● **What you have to do**: Find the string "instant" in the listing and report every line that has it.

● **Listed records**:
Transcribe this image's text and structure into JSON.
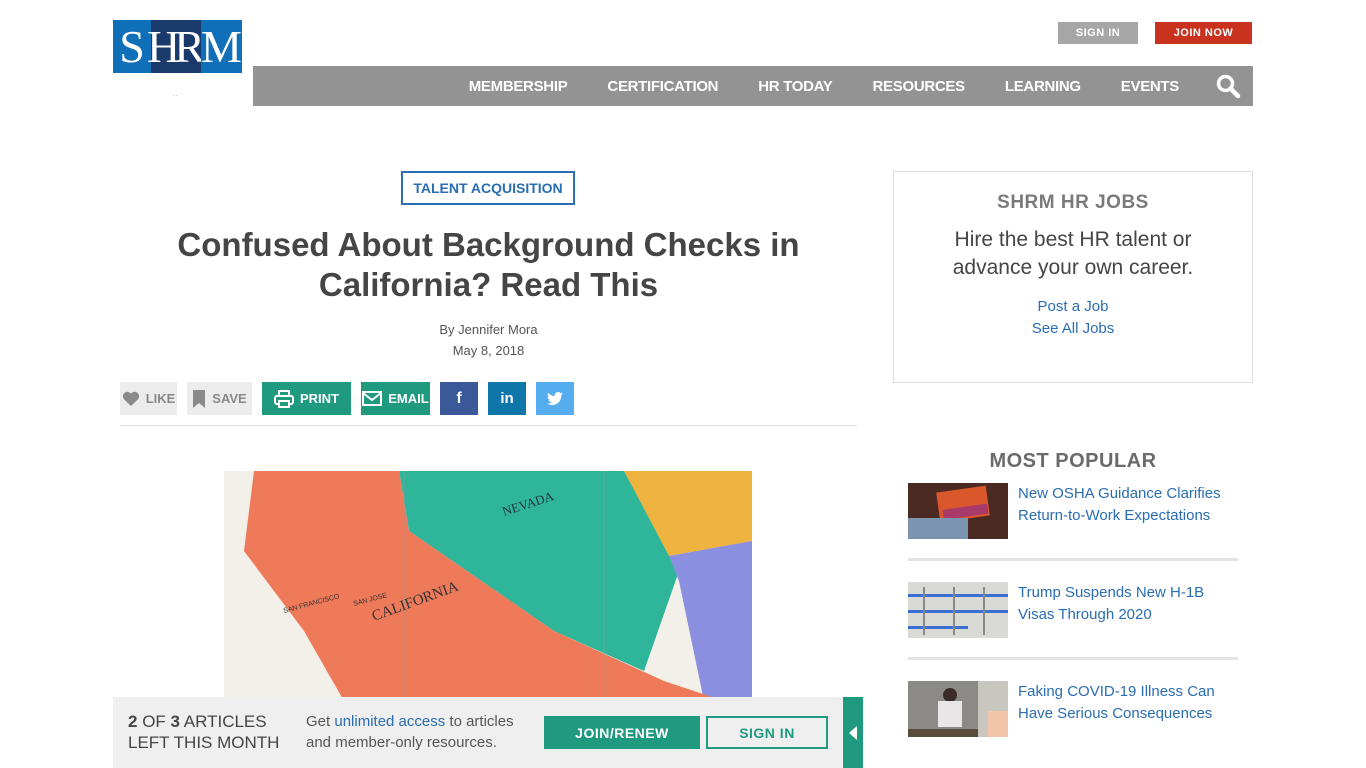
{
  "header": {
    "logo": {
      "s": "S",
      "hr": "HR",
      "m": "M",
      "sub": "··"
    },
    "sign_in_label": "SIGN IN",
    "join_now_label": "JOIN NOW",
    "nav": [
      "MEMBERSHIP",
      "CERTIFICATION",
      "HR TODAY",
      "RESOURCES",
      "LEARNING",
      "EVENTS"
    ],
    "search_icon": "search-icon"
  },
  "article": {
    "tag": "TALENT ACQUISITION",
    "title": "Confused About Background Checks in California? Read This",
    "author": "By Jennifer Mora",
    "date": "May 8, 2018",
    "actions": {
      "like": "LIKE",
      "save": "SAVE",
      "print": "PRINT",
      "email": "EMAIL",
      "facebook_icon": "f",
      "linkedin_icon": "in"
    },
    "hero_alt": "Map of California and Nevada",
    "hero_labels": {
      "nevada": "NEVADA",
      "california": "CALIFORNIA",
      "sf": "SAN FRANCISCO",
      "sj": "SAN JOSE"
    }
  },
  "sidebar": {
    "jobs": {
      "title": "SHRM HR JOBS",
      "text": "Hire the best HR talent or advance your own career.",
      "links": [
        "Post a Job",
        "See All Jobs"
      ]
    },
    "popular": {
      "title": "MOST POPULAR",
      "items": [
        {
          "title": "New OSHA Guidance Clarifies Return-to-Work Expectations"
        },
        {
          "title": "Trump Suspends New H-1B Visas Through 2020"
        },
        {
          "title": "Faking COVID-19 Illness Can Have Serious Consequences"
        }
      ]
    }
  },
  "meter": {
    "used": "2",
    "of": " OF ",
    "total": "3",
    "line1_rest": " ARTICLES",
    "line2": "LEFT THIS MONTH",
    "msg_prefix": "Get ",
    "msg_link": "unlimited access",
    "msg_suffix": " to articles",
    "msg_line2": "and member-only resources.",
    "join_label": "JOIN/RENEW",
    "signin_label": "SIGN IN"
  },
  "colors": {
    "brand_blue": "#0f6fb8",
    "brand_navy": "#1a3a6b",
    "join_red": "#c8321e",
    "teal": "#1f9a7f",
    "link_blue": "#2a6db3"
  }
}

---

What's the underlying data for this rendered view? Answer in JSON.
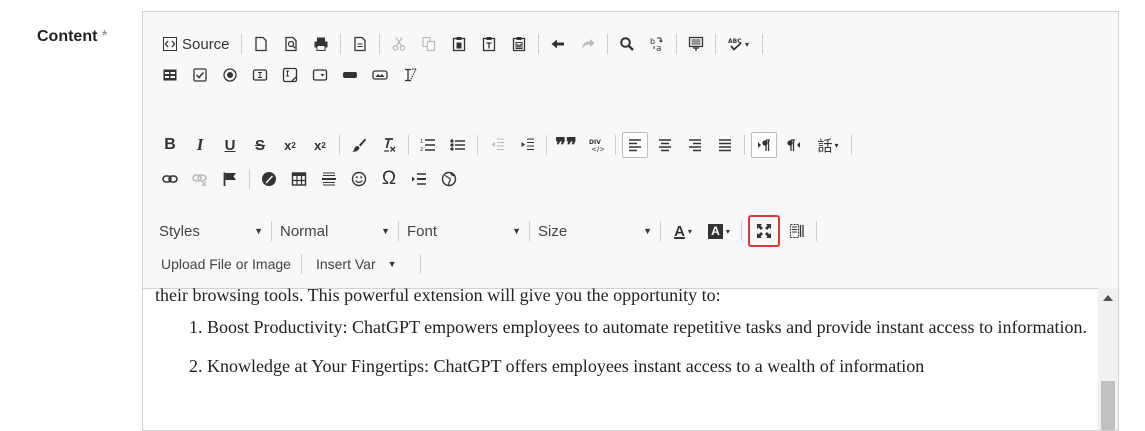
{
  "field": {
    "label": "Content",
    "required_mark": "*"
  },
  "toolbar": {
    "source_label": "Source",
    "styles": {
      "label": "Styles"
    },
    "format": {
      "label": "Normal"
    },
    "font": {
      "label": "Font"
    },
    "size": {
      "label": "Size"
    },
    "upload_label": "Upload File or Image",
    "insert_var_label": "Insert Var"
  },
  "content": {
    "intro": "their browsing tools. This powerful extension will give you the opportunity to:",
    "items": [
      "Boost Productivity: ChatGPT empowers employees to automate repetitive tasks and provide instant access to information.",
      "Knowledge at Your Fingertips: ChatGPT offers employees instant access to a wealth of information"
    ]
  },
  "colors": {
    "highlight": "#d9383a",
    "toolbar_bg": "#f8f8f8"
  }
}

● **Task response**:
      "Boost Productivity: ChatGPT empowers employees to automate repetitive tasks and provide instant access to information.",
      "Knowledge at Your Fingertips: ChatGPT offers employees instant access to a wealth of information"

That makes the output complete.